> _Set task_:
Identify the lines that include the word "Αθήνα", then copy all of them.

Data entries
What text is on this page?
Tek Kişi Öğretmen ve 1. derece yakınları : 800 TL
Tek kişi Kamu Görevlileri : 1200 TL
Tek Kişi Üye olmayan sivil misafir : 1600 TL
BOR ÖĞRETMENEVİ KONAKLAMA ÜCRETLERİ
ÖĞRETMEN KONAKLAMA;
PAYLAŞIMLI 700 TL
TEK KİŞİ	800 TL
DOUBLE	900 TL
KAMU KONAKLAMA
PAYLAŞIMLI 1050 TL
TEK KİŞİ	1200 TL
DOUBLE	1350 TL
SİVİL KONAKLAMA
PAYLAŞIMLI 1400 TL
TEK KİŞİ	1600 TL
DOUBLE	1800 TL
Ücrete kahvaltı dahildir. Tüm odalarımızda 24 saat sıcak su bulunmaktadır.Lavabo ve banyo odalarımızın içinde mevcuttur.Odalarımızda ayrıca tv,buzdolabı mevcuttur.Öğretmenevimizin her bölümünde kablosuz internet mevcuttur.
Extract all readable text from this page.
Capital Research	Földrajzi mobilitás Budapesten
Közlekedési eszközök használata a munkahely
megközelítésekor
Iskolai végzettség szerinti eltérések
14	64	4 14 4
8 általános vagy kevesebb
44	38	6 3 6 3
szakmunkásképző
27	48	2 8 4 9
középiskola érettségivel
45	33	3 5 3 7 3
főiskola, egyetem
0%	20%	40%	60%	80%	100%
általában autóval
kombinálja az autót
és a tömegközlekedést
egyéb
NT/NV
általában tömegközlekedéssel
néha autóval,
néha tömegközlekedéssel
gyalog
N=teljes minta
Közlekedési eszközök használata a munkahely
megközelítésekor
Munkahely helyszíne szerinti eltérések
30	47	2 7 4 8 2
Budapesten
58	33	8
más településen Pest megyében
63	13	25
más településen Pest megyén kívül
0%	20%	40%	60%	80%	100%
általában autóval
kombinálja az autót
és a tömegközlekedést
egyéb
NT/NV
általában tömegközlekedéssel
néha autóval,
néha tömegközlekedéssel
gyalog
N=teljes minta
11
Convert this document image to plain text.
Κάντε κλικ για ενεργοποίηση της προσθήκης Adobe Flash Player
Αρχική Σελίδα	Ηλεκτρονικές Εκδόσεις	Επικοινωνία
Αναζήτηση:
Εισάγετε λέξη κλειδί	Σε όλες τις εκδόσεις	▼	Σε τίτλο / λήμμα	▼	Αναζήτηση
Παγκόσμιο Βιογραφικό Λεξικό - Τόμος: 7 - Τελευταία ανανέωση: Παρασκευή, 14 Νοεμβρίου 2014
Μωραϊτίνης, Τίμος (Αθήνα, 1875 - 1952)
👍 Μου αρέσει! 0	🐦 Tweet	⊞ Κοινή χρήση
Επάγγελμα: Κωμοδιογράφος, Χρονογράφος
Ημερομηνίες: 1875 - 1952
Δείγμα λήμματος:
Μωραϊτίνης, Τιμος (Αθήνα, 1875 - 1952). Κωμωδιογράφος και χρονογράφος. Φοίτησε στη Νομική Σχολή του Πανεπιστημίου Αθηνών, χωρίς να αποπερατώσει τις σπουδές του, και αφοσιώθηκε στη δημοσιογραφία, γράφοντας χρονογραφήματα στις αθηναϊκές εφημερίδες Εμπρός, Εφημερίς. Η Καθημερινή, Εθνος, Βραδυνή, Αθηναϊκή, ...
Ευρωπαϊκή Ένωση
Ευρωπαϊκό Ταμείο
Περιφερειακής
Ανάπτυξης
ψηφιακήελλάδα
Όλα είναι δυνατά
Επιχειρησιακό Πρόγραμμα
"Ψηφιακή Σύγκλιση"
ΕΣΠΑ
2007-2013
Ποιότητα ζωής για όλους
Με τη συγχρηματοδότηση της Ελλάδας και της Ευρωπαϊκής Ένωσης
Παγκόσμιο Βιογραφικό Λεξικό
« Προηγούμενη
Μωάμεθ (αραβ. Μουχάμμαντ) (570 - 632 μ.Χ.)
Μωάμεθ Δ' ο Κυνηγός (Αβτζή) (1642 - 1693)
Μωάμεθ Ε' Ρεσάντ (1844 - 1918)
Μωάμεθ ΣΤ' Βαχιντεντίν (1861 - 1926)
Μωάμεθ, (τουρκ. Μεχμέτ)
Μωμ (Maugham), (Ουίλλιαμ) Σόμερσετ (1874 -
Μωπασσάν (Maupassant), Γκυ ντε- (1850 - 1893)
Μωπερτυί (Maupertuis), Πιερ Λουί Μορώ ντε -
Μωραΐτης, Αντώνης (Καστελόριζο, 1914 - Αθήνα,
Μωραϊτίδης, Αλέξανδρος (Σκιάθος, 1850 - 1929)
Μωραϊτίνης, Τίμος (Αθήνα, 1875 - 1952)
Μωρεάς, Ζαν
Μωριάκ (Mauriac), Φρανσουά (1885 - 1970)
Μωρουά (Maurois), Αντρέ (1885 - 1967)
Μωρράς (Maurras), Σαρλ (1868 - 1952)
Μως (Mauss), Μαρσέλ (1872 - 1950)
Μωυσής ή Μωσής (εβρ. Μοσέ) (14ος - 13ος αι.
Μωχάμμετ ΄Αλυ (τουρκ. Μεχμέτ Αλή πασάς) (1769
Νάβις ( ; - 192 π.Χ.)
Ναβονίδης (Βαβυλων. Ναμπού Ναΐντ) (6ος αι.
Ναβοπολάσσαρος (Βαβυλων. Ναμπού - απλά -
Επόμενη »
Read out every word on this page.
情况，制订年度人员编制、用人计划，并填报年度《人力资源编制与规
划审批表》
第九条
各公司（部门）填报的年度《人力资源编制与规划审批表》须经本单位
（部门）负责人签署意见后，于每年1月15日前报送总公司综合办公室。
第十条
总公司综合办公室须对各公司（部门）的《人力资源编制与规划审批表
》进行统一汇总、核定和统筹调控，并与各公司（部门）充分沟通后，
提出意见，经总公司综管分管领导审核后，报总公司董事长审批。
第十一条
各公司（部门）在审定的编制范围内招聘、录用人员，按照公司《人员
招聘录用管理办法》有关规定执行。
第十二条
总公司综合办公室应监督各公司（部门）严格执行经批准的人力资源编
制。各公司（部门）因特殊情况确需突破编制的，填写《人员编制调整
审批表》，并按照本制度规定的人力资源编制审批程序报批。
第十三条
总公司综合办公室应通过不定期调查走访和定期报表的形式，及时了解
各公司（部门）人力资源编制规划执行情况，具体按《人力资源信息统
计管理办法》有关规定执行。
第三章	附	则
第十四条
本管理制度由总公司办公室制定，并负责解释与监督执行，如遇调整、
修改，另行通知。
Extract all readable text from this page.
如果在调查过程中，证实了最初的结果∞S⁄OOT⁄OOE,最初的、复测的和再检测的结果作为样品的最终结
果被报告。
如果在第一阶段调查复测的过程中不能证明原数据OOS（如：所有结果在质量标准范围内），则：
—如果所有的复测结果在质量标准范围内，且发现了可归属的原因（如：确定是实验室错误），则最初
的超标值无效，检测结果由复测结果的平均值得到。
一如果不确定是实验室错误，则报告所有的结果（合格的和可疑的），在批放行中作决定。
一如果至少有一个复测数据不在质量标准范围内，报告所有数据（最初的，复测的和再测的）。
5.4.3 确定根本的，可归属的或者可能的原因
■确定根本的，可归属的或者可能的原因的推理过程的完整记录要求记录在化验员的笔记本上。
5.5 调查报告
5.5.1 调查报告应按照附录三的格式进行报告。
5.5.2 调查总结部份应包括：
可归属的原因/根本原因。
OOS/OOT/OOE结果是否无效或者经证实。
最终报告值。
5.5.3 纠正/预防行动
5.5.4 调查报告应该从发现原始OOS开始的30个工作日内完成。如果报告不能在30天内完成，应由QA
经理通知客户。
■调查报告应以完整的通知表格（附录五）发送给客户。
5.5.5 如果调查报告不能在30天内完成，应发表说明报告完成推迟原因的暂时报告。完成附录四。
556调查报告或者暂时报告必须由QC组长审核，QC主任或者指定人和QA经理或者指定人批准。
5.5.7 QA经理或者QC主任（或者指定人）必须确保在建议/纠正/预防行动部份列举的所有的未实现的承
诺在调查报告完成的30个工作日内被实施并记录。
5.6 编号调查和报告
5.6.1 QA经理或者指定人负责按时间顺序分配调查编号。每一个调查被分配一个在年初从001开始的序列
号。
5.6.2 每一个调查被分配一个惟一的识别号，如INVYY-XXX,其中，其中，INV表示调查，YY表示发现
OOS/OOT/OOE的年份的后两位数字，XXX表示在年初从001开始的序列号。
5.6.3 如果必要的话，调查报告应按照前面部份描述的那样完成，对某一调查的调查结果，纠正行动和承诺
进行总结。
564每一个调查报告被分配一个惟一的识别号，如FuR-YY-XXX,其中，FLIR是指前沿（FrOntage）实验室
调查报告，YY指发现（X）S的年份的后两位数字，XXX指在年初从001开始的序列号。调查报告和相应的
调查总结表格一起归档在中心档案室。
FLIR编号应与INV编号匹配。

> _Answer in full_:
Μωραϊτίνης, Τίμος (Αθήνα, 1875 - 1952)
Μωραϊτίνης, Τιμος (Αθήνα, 1875 - 1952). Κωμωδιογράφος και χρονογράφος. Φοίτησε στη Νομική Σχολή του Πανεπιστημίου Αθηνών, χωρίς να αποπερατώσει τις σπουδές του, και αφοσιώθηκε στη δημοσιογραφία, γράφοντας χρονογραφήματα στις αθηναϊκές εφημερίδες Εμπρός, Εφημερίς. Η Καθημερινή, Εθνος, Βραδυνή, Αθηναϊκή, ...
Μωραΐτης, Αντώνης (Καστελόριζο, 1914 - Αθήνα,
Μωραϊτίνης, Τίμος (Αθήνα, 1875 - 1952)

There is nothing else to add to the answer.